▶ **Stated problem**:
Check the listing below for lines with the word "dőlése" and say how many there are, with nothing but the number.
---------- Given entries ----------
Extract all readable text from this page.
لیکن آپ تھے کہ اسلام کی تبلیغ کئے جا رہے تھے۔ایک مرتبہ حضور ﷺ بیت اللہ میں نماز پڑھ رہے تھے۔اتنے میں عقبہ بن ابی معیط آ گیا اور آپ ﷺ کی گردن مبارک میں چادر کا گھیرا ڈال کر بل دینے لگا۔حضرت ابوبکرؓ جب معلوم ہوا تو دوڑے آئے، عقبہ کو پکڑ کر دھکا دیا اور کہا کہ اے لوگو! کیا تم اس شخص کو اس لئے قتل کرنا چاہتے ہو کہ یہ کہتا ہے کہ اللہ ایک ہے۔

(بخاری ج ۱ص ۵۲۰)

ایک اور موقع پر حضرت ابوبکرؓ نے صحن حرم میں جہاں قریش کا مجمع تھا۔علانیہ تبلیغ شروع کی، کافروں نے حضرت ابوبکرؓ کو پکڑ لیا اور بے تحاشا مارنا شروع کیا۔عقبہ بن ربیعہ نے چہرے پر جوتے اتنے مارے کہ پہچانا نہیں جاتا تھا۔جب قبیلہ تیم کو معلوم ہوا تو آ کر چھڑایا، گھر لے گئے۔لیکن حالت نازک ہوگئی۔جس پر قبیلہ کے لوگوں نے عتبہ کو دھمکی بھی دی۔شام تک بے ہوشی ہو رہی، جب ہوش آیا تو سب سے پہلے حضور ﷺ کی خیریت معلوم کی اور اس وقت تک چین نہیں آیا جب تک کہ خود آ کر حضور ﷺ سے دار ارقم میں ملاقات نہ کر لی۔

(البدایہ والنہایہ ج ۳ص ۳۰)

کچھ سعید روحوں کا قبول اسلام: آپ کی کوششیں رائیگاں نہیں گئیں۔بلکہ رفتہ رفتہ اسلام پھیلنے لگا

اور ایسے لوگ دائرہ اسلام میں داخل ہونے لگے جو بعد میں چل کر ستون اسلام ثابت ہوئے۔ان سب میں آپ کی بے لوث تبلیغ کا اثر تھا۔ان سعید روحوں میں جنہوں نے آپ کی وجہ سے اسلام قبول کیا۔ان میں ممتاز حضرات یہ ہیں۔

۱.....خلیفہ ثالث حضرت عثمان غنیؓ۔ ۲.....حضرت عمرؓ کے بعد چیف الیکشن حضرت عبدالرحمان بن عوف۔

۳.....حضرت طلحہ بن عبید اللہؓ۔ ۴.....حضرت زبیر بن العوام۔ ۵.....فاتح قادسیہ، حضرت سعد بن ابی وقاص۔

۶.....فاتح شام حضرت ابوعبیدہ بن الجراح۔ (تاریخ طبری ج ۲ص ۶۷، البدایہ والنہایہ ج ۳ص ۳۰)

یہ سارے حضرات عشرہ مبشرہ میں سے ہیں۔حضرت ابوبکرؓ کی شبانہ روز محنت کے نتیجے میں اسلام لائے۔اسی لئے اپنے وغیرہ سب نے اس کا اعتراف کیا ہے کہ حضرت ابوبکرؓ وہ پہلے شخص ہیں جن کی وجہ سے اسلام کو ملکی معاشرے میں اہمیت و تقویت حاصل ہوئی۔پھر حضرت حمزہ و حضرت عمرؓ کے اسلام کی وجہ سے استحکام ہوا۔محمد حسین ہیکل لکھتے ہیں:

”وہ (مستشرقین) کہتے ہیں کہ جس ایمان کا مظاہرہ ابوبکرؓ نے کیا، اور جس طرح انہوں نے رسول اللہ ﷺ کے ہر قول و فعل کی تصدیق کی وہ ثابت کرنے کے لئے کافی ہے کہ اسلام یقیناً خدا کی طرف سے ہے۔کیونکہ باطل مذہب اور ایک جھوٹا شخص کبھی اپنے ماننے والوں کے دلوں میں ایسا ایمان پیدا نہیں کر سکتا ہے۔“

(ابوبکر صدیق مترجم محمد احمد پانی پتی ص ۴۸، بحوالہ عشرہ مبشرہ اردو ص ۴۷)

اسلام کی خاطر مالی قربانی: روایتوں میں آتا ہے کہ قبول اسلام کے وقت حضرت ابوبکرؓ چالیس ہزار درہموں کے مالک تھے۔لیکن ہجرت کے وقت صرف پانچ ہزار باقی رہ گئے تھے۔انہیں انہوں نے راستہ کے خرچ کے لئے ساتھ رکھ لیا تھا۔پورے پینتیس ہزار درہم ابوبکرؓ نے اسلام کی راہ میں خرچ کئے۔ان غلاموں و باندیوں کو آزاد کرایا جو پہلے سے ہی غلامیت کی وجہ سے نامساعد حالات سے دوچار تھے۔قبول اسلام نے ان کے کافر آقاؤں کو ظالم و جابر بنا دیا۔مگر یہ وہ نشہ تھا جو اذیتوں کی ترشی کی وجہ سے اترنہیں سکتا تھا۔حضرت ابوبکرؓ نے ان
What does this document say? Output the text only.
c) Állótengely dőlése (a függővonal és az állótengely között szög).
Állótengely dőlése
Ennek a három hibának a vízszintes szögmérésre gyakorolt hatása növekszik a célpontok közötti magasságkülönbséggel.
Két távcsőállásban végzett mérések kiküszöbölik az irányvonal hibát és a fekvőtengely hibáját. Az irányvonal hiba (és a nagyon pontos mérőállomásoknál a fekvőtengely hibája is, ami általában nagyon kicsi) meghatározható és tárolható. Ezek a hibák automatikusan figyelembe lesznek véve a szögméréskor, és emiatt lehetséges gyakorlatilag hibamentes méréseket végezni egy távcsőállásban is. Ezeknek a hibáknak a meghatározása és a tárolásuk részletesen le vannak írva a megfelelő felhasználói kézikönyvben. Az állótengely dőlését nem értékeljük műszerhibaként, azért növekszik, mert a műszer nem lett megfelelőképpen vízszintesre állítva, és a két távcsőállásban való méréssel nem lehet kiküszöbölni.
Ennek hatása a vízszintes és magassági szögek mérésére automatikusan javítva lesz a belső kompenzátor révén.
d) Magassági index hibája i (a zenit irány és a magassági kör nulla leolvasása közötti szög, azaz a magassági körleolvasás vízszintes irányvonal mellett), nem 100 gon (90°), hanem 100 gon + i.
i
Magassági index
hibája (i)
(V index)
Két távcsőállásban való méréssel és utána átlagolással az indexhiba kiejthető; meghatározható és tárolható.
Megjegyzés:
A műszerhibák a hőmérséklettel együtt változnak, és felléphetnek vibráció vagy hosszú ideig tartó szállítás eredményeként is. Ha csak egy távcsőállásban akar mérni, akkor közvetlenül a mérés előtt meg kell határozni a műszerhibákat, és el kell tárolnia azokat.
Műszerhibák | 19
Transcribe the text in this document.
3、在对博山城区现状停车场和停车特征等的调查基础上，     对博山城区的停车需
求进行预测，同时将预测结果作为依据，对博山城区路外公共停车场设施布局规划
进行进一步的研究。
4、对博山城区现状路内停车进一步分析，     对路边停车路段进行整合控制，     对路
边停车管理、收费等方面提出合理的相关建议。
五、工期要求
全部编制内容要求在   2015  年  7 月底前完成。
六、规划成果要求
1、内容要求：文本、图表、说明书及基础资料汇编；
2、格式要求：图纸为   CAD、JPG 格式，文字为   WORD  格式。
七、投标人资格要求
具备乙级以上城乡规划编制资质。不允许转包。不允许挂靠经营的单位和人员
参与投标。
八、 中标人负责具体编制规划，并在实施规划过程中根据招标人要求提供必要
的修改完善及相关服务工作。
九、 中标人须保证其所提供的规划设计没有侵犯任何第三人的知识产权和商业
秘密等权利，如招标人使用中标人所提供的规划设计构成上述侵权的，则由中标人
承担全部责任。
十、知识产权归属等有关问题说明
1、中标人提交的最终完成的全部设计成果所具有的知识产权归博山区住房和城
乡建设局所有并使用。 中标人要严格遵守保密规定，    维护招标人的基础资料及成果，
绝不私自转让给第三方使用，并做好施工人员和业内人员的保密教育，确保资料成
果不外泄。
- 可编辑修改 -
----------
▶ **Output**:
2